YOUR TASK>
Copy out each line featuring the string "Fidelity" from the entries beneath.

Dataset excerpts:
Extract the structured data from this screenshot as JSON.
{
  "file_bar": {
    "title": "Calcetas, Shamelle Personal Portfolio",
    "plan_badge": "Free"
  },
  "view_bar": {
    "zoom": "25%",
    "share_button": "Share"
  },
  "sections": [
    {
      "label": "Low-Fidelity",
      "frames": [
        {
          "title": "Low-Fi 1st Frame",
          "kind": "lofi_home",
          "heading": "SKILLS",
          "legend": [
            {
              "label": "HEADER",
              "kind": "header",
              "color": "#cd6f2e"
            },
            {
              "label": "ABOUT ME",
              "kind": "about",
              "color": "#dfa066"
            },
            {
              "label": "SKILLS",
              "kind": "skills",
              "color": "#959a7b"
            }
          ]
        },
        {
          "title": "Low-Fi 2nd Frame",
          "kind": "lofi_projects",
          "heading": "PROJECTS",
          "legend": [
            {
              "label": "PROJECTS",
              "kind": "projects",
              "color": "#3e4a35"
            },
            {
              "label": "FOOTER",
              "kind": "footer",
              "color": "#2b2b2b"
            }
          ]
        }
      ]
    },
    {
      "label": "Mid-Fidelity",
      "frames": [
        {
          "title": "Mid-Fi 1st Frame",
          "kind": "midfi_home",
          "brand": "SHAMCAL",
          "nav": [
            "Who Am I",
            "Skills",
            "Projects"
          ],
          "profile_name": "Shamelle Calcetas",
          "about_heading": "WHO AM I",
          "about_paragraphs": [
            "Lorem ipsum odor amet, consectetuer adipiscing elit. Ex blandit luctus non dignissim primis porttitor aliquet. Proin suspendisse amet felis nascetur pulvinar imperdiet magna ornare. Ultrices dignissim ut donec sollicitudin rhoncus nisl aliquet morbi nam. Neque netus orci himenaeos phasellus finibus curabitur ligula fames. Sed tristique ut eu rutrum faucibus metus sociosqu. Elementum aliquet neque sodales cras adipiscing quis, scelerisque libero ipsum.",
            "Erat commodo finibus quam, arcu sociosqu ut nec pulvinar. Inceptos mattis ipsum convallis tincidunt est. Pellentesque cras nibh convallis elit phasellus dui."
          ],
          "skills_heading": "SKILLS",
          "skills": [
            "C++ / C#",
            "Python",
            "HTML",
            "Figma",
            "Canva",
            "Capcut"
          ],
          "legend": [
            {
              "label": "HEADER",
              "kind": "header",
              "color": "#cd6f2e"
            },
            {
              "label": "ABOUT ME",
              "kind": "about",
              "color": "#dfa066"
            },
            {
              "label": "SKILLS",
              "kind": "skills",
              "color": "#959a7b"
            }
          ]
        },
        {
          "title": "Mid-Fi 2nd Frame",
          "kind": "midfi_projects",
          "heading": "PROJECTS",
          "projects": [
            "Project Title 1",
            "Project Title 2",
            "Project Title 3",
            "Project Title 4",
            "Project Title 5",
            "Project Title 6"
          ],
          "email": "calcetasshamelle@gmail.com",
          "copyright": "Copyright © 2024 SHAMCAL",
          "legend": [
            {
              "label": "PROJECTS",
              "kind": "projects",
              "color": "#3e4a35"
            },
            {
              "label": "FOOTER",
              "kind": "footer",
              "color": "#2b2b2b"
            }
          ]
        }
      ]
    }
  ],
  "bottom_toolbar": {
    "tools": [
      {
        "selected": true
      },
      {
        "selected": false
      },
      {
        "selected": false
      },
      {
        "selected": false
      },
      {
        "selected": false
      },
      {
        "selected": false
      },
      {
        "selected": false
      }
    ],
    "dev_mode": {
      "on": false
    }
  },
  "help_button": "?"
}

WRITTEN SOLUTION>
      "label": "Low-Fidelity",
      "label": "Mid-Fidelity",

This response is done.